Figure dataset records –
>> BEGIN
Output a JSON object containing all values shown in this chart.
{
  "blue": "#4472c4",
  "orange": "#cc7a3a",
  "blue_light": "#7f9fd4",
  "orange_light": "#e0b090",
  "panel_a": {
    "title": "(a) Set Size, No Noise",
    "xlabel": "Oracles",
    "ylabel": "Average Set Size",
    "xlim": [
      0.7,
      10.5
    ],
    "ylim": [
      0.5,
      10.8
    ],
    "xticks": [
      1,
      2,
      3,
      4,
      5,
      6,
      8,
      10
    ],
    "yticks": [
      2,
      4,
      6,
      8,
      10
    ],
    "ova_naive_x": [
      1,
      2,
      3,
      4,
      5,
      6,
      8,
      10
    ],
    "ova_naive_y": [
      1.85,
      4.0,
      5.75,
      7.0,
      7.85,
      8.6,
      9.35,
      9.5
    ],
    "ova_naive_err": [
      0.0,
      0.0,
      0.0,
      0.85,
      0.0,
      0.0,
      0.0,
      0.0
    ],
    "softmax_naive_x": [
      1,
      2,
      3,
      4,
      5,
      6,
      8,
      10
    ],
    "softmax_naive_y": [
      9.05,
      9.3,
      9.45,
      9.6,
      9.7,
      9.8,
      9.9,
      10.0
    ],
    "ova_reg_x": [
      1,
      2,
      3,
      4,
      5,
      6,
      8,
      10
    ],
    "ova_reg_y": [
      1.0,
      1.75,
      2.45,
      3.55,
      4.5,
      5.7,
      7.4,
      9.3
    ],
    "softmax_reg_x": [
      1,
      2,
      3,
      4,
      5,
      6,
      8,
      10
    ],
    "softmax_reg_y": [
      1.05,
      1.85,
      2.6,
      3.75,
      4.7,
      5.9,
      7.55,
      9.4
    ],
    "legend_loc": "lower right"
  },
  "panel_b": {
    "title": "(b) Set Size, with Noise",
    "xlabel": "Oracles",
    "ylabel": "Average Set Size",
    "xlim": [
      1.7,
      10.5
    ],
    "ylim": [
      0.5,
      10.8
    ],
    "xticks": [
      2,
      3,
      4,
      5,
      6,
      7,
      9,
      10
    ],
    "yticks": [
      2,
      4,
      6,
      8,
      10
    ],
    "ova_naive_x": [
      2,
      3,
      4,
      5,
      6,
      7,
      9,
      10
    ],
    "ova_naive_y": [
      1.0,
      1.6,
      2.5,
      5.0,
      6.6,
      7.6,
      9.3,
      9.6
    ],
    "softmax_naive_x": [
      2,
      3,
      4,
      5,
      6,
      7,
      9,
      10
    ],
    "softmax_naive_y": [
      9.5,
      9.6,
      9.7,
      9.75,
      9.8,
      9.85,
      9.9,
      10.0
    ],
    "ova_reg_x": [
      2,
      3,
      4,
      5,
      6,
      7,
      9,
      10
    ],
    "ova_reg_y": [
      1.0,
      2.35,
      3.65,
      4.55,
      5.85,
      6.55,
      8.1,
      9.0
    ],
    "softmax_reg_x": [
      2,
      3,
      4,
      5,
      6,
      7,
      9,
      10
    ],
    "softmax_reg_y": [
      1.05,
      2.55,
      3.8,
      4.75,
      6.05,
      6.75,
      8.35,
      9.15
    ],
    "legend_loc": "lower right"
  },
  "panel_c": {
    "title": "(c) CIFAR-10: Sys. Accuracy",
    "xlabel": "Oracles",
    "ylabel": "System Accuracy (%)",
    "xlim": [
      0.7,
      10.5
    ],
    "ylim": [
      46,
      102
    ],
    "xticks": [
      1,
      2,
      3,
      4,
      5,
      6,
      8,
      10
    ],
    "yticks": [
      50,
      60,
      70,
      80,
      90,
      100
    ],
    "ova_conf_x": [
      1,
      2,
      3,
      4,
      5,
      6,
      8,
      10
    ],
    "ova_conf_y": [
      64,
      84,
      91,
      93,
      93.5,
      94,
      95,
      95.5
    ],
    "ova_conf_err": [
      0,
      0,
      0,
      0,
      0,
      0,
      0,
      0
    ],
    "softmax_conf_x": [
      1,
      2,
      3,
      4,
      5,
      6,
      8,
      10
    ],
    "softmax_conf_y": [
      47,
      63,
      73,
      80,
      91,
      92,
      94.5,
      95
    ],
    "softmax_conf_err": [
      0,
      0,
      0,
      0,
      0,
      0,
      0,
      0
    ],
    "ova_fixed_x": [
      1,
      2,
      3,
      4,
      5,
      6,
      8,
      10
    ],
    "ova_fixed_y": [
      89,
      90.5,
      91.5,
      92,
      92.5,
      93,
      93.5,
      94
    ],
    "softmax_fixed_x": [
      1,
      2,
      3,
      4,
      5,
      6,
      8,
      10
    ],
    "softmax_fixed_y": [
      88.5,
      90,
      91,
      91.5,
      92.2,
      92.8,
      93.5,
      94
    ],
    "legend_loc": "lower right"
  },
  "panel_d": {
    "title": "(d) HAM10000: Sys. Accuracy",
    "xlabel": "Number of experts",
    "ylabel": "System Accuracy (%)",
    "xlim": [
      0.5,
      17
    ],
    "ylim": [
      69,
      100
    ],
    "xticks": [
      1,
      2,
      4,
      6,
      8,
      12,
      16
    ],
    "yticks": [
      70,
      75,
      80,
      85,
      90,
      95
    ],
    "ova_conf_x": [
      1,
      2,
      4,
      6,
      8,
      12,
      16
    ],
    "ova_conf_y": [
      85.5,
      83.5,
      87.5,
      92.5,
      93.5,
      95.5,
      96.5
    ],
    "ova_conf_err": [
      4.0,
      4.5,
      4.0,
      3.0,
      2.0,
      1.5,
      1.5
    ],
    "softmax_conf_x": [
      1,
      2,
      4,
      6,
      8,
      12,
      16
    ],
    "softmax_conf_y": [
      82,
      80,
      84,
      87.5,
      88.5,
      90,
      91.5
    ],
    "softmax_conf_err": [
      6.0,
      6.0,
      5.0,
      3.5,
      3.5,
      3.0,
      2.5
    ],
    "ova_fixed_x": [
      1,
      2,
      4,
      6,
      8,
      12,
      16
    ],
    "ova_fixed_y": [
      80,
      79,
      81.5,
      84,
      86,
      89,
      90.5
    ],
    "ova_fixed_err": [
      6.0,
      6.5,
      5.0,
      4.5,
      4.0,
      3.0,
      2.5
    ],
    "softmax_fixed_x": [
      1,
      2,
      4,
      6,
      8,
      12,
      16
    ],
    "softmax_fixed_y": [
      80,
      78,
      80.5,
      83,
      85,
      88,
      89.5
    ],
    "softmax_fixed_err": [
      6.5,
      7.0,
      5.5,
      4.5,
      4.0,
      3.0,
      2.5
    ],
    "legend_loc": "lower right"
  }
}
>> END
Short problem –
Repeat every record exactly as written, please.

Reply to the exercise –
Output a JSON object containing all values shown in this chart.
{
  "blue": "#4472c4",
  "orange": "#cc7a3a",
  "blue_light": "#7f9fd4",
  "orange_light": "#e0b090",
  "panel_a": {
    "title": "(a) Set Size, No Noise",
    "xlabel": "Oracles",
    "ylabel": "Average Set Size",
    "xlim": [
      0.7,
      10.5
    ],
    "ylim": [
      0.5,
      10.8
    ],
    "xticks": [
      1,
      2,
      3,
      4,
      5,
      6,
      8,
      10
    ],
    "yticks": [
      2,
      4,
      6,
      8,
      10
    ],
    "ova_naive_x": [
      1,
      2,
      3,
      4,
      5,
      6,
      8,
      10
    ],
    "ova_naive_y": [
      1.85,
      4.0,
      5.75,
      7.0,
      7.85,
      8.6,
      9.35,
      9.5
    ],
    "ova_naive_err": [
      0.0,
      0.0,
      0.0,
      0.85,
      0.0,
      0.0,
      0.0,
      0.0
    ],
    "softmax_naive_x": [
      1,
      2,
      3,
      4,
      5,
      6,
      8,
      10
    ],
    "softmax_naive_y": [
      9.05,
      9.3,
      9.45,
      9.6,
      9.7,
      9.8,
      9.9,
      10.0
    ],
    "ova_reg_x": [
      1,
      2,
      3,
      4,
      5,
      6,
      8,
      10
    ],
    "ova_reg_y": [
      1.0,
      1.75,
      2.45,
      3.55,
      4.5,
      5.7,
      7.4,
      9.3
    ],
    "softmax_reg_x": [
      1,
      2,
      3,
      4,
      5,
      6,
      8,
      10
    ],
    "softmax_reg_y": [
      1.05,
      1.85,
      2.6,
      3.75,
      4.7,
      5.9,
      7.55,
      9.4
    ],
    "legend_loc": "lower right"
  },
  "panel_b": {
    "title": "(b) Set Size, with Noise",
    "xlabel": "Oracles",
    "ylabel": "Average Set Size",
    "xlim": [
      1.7,
      10.5
    ],
    "ylim": [
      0.5,
      10.8
    ],
    "xticks": [
      2,
      3,
      4,
      5,
      6,
      7,
      9,
      10
    ],
    "yticks": [
      2,
      4,
      6,
      8,
      10
    ],
    "ova_naive_x": [
      2,
      3,
      4,
      5,
      6,
      7,
      9,
      10
    ],
    "ova_naive_y": [
      1.0,
      1.6,
      2.5,
      5.0,
      6.6,
      7.6,
      9.3,
      9.6
    ],
    "softmax_naive_x": [
      2,
      3,
      4,
      5,
      6,
      7,
      9,
      10
    ],
    "softmax_naive_y": [
      9.5,
      9.6,
      9.7,
      9.75,
      9.8,
      9.85,
      9.9,
      10.0
    ],
    "ova_reg_x": [
      2,
      3,
      4,
      5,
      6,
      7,
      9,
      10
    ],
    "ova_reg_y": [
      1.0,
      2.35,
      3.65,
      4.55,
      5.85,
      6.55,
      8.1,
      9.0
    ],
    "softmax_reg_x": [
      2,
      3,
      4,
      5,
      6,
      7,
      9,
      10
    ],
    "softmax_reg_y": [
      1.05,
      2.55,
      3.8,
      4.75,
      6.05,
      6.75,
      8.35,
      9.15
    ],
    "legend_loc": "lower right"
  },
  "panel_c": {
    "title": "(c) CIFAR-10: Sys. Accuracy",
    "xlabel": "Oracles",
    "ylabel": "System Accuracy (%)",
    "xlim": [
      0.7,
      10.5
    ],
    "ylim": [
      46,
      102
    ],
    "xticks": [
      1,
      2,
      3,
      4,
      5,
      6,
      8,
      10
    ],
    "yticks": [
      50,
      60,
      70,
      80,
      90,
      100
    ],
    "ova_conf_x": [
      1,
      2,
      3,
      4,
      5,
      6,
      8,
      10
    ],
    "ova_conf_y": [
      64,
      84,
      91,
      93,
      93.5,
      94,
      95,
      95.5
    ],
    "ova_conf_err": [
      0,
      0,
      0,
      0,
      0,
      0,
      0,
      0
    ],
    "softmax_conf_x": [
      1,
      2,
      3,
      4,
      5,
      6,
      8,
      10
    ],
    "softmax_conf_y": [
      47,
      63,
      73,
      80,
      91,
      92,
      94.5,
      95
    ],
    "softmax_conf_err": [
      0,
      0,
      0,
      0,
      0,
      0,
      0,
      0
    ],
    "ova_fixed_x": [
      1,
      2,
      3,
      4,
      5,
      6,
      8,
      10
    ],
    "ova_fixed_y": [
      89,
      90.5,
      91.5,
      92,
      92.5,
      93,
      93.5,
      94
    ],
    "softmax_fixed_x": [
      1,
      2,
      3,
      4,
      5,
      6,
      8,
      10
    ],
    "softmax_fixed_y": [
      88.5,
      90,
      91,
      91.5,
      92.2,
      92.8,
      93.5,
      94
    ],
    "legend_loc": "lower right"
  },
  "panel_d": {
    "title": "(d) HAM10000: Sys. Accuracy",
    "xlabel": "Number of experts",
    "ylabel": "System Accuracy (%)",
    "xlim": [
      0.5,
      17
    ],
    "ylim": [
      69,
      100
    ],
    "xticks": [
      1,
      2,
      4,
      6,
      8,
      12,
      16
    ],
    "yticks": [
      70,
      75,
      80,
      85,
      90,
      95
    ],
    "ova_conf_x": [
      1,
      2,
      4,
      6,
      8,
      12,
      16
    ],
    "ova_conf_y": [
      85.5,
      83.5,
      87.5,
      92.5,
      93.5,
      95.5,
      96.5
    ],
    "ova_conf_err": [
      4.0,
      4.5,
      4.0,
      3.0,
      2.0,
      1.5,
      1.5
    ],
    "softmax_conf_x": [
      1,
      2,
      4,
      6,
      8,
      12,
      16
    ],
    "softmax_conf_y": [
      82,
      80,
      84,
      87.5,
      88.5,
      90,
      91.5
    ],
    "softmax_conf_err": [
      6.0,
      6.0,
      5.0,
      3.5,
      3.5,
      3.0,
      2.5
    ],
    "ova_fixed_x": [
      1,
      2,
      4,
      6,
      8,
      12,
      16
    ],
    "ova_fixed_y": [
      80,
      79,
      81.5,
      84,
      86,
      89,
      90.5
    ],
    "ova_fixed_err": [
      6.0,
      6.5,
      5.0,
      4.5,
      4.0,
      3.0,
      2.5
    ],
    "softmax_fixed_x": [
      1,
      2,
      4,
      6,
      8,
      12,
      16
    ],
    "softmax_fixed_y": [
      80,
      78,
      80.5,
      83,
      85,
      88,
      89.5
    ],
    "softmax_fixed_err": [
      6.5,
      7.0,
      5.5,
      4.5,
      4.0,
      3.0,
      2.5
    ],
    "legend_loc": "lower right"
  }
}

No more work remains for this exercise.